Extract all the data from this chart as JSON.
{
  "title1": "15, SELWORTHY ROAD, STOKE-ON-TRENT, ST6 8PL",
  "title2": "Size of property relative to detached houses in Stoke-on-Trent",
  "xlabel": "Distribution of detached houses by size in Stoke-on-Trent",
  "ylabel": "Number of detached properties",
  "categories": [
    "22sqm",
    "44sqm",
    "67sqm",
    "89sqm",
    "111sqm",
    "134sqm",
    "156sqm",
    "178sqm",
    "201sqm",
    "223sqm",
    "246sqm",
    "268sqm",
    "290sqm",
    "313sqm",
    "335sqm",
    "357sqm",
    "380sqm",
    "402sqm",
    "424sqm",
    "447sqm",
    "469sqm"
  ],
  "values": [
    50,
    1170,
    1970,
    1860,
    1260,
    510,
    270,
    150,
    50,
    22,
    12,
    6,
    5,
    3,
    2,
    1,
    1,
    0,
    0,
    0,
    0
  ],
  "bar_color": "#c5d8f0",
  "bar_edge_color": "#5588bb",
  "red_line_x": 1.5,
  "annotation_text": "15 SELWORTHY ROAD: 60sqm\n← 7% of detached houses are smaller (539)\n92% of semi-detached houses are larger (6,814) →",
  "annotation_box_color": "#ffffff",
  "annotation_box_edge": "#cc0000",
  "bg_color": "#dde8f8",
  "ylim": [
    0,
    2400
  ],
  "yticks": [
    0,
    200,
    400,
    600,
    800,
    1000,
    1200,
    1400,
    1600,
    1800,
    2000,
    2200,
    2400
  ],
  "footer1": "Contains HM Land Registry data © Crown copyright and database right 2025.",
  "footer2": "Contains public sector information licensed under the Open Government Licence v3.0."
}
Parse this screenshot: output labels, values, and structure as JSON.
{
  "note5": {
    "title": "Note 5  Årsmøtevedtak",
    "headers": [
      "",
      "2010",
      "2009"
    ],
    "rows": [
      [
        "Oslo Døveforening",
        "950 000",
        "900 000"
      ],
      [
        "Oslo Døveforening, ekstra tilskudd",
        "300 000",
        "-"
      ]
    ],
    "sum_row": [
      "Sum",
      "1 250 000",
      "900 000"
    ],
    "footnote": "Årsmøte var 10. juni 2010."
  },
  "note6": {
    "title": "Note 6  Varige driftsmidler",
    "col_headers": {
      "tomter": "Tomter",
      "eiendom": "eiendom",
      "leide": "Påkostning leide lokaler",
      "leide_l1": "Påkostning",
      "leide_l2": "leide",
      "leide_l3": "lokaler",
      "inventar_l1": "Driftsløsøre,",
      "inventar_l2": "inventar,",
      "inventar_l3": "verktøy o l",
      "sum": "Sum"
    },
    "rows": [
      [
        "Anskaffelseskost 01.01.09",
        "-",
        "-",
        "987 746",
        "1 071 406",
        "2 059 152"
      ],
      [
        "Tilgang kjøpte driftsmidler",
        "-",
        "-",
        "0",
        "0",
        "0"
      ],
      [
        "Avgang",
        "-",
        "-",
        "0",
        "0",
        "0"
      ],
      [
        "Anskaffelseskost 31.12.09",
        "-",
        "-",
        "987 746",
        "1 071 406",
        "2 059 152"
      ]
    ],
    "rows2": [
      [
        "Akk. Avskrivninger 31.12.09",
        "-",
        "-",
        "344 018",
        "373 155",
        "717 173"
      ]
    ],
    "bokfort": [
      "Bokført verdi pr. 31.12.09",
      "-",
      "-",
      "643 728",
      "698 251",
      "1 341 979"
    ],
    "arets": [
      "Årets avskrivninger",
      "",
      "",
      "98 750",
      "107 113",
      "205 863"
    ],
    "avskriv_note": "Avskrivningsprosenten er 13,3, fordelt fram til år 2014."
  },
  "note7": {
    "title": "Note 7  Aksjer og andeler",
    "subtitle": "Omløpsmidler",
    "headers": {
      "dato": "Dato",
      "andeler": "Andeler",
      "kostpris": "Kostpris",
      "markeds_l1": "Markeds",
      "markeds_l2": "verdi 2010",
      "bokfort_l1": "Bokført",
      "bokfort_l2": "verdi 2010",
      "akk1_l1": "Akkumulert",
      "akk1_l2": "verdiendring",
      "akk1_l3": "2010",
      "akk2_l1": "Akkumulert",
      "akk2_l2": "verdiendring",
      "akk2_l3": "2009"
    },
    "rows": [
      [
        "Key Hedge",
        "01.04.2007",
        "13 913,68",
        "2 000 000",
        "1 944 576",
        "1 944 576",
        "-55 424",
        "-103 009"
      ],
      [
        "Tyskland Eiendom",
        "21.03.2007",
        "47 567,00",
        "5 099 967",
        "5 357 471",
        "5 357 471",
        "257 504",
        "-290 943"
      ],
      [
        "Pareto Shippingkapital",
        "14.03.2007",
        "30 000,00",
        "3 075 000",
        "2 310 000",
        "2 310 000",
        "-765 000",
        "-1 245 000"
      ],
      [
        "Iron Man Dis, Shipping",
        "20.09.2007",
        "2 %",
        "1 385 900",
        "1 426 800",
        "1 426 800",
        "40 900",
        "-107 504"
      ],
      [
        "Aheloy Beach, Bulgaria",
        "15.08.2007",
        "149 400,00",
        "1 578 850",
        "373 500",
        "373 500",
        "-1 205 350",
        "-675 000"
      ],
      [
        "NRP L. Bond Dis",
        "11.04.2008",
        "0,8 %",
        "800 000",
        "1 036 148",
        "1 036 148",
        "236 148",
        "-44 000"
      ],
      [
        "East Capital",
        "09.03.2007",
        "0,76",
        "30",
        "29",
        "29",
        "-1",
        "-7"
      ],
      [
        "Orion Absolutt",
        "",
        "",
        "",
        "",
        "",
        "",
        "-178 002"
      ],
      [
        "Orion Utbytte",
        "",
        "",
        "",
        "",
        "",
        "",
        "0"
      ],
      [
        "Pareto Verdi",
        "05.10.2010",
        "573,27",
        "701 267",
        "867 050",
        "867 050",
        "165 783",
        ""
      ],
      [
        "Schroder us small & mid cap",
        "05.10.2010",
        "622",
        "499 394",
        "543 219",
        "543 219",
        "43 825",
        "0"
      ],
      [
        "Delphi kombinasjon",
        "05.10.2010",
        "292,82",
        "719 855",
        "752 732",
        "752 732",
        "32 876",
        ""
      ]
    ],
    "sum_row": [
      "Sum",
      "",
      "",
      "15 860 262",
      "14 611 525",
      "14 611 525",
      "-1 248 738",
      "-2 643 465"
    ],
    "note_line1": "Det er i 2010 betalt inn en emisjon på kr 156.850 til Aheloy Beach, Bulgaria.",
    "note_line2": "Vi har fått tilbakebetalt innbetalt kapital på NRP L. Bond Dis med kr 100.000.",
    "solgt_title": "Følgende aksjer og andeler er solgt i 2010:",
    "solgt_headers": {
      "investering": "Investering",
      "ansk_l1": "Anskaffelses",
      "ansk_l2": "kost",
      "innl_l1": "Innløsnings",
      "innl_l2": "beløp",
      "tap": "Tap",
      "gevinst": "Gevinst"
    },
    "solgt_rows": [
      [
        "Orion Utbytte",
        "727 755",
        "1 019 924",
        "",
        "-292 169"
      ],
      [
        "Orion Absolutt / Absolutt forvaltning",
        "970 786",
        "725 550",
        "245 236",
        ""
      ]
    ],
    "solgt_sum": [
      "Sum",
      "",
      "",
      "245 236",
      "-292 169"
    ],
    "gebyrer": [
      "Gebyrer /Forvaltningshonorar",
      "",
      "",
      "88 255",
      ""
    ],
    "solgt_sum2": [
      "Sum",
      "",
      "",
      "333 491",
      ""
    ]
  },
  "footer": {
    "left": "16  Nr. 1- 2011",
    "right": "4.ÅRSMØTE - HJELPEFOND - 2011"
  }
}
========
Extract each line holding the word "Beach" from the records.

        "Aheloy Beach, Bulgaria",
    "note_line1": "Det er i 2010 betalt inn en emisjon på kr 156.850 til Aheloy Beach, Bulgaria.",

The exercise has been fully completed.